■ PROMPT
Using "minskar" as the search string, find the matching lines below and copy them.

■ DATA FOR THIS EXERCISE
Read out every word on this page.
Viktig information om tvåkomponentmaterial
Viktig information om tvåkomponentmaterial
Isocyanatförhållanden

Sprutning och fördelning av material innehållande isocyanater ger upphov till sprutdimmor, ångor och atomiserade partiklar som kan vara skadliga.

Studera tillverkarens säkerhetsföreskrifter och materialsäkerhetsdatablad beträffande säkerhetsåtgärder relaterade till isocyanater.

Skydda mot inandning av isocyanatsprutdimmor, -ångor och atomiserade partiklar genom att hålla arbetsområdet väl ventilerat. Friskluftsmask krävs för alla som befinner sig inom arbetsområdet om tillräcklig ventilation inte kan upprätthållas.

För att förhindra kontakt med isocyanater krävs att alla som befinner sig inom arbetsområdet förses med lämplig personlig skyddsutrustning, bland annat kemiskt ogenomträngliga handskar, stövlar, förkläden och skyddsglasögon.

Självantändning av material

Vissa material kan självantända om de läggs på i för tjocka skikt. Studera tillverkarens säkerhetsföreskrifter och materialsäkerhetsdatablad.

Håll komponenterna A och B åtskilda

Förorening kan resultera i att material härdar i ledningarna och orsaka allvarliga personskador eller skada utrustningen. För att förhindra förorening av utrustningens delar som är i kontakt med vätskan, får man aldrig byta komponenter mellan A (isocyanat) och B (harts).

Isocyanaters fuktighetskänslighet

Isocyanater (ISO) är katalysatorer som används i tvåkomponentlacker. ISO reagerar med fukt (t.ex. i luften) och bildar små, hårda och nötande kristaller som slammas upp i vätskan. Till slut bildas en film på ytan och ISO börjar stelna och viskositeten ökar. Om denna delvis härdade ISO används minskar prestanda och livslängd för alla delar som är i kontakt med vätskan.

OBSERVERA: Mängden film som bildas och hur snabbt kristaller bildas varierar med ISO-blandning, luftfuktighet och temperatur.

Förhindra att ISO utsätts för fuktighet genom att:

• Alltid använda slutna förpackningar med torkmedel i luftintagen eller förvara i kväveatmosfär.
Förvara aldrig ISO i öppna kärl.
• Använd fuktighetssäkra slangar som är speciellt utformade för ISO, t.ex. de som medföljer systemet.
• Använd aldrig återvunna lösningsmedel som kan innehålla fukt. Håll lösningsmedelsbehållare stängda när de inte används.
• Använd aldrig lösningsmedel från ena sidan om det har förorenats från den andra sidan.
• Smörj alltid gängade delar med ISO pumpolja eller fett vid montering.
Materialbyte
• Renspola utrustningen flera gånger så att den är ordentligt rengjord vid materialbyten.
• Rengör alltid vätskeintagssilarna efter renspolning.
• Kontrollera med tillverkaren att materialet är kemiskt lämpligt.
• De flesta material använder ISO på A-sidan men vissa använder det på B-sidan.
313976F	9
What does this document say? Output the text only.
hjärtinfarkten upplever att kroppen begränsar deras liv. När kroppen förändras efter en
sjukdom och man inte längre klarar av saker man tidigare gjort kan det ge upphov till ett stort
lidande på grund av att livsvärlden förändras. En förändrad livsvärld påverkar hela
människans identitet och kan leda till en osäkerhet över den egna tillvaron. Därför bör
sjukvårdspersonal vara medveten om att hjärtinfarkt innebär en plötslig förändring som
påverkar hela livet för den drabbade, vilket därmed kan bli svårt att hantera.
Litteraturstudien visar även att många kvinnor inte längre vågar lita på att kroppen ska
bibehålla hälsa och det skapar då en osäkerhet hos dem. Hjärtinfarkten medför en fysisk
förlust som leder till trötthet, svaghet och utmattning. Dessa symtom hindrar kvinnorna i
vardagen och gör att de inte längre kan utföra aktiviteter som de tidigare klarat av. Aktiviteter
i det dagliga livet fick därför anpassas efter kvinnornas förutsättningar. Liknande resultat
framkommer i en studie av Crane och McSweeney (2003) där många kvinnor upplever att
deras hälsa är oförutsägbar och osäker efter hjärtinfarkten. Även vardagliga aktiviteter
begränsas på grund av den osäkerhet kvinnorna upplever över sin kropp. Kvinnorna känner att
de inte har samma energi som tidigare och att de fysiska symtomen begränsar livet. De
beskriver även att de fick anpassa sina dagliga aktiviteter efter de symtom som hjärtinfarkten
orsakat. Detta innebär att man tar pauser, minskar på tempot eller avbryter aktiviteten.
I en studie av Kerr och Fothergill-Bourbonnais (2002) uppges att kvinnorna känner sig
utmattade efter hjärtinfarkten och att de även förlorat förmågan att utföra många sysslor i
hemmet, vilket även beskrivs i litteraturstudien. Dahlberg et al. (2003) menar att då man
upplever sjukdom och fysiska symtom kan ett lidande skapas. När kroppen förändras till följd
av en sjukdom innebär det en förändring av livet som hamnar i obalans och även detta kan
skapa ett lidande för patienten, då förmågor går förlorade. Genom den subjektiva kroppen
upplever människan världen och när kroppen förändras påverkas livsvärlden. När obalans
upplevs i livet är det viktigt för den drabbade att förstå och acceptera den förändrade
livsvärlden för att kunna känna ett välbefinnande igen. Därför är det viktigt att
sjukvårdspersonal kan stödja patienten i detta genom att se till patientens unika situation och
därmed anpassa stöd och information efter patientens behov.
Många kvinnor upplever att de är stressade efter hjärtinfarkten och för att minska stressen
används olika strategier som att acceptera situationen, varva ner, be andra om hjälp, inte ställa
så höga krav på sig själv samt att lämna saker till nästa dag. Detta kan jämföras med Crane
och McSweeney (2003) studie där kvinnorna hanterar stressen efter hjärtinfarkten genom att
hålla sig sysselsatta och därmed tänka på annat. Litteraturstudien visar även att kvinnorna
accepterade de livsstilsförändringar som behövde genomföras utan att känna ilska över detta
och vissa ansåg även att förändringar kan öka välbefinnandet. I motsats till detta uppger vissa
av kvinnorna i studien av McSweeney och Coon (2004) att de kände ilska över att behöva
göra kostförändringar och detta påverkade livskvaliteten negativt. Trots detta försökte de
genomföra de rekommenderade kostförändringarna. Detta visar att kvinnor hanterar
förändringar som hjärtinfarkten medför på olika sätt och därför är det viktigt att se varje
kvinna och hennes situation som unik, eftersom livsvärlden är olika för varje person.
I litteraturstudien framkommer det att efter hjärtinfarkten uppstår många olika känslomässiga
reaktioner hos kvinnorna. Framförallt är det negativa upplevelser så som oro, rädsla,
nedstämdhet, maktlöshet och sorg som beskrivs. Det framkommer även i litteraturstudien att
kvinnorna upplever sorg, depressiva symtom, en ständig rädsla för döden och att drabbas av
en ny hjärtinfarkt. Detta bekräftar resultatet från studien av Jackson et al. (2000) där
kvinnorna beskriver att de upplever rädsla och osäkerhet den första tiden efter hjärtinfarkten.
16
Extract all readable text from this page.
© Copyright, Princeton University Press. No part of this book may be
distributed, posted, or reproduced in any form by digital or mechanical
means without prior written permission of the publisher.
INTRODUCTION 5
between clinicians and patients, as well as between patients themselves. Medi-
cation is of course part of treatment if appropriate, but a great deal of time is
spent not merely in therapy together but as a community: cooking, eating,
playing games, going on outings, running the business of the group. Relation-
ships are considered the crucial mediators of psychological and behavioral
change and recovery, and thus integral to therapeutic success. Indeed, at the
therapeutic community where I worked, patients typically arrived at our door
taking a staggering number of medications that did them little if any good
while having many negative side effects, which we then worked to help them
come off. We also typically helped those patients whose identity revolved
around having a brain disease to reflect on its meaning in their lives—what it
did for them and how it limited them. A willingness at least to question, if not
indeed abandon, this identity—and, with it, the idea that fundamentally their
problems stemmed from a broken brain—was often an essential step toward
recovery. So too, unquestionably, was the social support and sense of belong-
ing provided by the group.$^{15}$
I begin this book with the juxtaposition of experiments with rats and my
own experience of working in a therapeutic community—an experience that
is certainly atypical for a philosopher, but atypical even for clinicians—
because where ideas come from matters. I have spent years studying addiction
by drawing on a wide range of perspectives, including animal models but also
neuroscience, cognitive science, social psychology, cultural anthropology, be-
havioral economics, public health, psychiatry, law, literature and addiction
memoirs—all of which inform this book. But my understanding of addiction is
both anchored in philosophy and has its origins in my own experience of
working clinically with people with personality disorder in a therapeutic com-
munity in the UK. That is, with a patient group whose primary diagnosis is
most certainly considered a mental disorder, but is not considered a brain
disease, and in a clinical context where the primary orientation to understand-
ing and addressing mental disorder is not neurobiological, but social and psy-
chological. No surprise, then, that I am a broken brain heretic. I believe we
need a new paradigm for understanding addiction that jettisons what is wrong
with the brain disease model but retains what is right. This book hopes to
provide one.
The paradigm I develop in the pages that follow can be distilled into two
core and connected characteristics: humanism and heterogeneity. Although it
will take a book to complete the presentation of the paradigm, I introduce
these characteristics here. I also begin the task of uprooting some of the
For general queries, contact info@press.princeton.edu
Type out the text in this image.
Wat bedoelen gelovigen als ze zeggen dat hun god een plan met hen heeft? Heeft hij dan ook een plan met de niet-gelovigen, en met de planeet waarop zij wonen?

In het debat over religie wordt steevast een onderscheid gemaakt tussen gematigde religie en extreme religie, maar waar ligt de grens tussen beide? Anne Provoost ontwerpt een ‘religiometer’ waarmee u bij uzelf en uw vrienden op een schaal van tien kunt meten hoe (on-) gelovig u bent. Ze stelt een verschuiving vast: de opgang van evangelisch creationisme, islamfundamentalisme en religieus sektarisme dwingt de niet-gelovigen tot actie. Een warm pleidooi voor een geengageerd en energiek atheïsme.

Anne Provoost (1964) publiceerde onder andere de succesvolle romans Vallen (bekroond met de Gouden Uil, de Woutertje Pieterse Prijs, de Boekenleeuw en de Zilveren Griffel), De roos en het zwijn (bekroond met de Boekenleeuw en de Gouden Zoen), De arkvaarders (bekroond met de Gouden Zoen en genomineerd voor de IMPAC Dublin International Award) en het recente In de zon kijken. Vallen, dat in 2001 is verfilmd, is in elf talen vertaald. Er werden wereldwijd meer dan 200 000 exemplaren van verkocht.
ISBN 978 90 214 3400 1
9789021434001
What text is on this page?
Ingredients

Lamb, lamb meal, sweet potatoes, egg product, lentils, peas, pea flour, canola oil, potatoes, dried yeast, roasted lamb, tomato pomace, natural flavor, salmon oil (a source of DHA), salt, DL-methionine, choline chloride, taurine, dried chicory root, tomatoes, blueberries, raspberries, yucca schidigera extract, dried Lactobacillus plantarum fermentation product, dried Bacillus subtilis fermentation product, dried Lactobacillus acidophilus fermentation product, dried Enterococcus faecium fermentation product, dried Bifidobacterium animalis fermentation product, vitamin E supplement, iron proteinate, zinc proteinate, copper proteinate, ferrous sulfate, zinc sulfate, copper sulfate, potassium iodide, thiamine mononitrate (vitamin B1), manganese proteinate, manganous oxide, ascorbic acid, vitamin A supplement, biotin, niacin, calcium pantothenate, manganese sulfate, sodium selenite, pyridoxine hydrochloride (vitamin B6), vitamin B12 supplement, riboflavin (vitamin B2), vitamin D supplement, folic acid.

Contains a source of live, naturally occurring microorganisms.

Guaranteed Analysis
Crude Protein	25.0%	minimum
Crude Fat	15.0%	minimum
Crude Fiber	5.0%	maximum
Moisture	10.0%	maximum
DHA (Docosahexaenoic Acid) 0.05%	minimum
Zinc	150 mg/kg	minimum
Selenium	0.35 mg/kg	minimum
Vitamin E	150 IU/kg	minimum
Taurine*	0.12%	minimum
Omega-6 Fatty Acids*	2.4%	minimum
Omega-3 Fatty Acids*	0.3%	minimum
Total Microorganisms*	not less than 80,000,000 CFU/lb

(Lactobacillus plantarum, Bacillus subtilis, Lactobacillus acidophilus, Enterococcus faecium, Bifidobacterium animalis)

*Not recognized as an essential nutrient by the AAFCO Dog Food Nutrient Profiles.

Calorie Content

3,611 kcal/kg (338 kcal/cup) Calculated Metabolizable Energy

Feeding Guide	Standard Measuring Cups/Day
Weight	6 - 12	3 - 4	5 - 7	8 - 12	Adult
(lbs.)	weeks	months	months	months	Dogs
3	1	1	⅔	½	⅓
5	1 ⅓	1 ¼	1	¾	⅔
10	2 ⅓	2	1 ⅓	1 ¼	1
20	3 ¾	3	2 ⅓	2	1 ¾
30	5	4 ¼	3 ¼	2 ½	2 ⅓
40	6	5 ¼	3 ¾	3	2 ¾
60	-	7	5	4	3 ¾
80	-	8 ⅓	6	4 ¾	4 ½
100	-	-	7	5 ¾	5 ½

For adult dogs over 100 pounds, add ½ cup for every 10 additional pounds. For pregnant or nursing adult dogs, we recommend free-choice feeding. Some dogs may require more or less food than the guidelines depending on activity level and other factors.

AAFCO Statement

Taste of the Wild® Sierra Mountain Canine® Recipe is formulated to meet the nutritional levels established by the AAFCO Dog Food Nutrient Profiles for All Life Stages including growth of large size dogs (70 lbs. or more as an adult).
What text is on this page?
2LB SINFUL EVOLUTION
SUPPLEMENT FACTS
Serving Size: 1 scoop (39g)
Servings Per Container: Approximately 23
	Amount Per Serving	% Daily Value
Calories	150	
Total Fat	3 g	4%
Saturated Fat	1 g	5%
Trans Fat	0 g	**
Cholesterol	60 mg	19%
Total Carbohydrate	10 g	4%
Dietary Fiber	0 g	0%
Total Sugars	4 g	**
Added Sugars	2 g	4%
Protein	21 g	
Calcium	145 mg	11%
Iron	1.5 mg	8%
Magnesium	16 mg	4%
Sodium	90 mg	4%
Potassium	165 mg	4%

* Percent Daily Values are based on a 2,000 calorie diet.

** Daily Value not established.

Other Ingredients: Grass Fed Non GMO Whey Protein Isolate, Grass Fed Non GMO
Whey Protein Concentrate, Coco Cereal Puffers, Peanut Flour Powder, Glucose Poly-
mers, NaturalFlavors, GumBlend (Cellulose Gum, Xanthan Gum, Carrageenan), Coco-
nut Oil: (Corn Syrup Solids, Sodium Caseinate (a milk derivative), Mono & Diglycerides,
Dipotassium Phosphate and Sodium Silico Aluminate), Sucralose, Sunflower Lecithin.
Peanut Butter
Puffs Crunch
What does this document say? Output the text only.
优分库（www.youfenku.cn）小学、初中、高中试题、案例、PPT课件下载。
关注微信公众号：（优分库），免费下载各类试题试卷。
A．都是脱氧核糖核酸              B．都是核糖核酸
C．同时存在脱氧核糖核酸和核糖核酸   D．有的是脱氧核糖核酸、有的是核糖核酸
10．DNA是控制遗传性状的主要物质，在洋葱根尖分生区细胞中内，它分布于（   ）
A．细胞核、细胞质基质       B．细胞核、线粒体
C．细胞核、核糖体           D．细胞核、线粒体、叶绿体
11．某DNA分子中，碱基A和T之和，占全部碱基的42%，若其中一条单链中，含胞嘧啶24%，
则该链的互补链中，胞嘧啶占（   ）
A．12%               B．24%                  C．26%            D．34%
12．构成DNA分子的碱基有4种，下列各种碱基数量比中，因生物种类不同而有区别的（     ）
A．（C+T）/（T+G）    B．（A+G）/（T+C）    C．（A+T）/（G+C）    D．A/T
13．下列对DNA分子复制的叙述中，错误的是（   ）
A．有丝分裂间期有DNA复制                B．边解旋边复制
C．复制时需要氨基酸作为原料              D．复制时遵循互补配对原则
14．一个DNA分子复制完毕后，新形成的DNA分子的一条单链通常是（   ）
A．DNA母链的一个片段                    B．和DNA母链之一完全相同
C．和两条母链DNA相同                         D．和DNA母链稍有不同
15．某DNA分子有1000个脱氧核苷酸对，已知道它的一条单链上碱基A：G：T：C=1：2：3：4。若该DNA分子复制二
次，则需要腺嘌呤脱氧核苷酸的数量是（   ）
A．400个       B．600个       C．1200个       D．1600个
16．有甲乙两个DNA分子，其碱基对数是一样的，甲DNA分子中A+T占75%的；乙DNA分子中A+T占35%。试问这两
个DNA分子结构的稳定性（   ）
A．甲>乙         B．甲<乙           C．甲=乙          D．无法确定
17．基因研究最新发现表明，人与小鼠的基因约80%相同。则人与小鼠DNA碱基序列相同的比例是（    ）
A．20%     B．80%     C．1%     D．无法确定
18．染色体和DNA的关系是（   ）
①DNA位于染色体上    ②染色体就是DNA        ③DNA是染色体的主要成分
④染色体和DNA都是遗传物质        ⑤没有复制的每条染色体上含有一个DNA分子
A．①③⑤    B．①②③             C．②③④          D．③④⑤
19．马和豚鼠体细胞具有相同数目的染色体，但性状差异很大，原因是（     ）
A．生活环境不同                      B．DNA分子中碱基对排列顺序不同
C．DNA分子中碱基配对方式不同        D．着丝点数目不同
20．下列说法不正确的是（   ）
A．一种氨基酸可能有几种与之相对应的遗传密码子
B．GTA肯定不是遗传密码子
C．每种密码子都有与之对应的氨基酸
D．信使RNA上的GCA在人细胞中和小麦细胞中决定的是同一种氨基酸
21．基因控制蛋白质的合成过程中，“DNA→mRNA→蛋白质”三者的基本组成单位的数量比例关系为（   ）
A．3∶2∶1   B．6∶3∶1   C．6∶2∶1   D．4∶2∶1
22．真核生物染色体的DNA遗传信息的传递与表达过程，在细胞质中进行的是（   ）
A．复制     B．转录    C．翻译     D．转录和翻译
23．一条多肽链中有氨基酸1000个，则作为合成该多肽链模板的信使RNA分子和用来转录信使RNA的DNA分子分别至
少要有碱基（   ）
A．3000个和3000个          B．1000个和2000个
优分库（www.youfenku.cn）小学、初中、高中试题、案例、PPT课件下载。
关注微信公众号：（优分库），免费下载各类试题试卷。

■ SOLUTION
Isocyanater (ISO) är katalysatorer som används i tvåkomponentlacker. ISO reagerar med fukt (t.ex. i luften) och bildar små, hårda och nötande kristaller som slammas upp i vätskan. Till slut bildas en film på ytan och ISO börjar stelna och viskositeten ökar. Om denna delvis härdade ISO används minskar prestanda och livslängd för alla delar som är i kontakt med vätskan.
orsakat. Detta innebär att man tar pauser, minskar på tempot eller avbryter aktiviteten.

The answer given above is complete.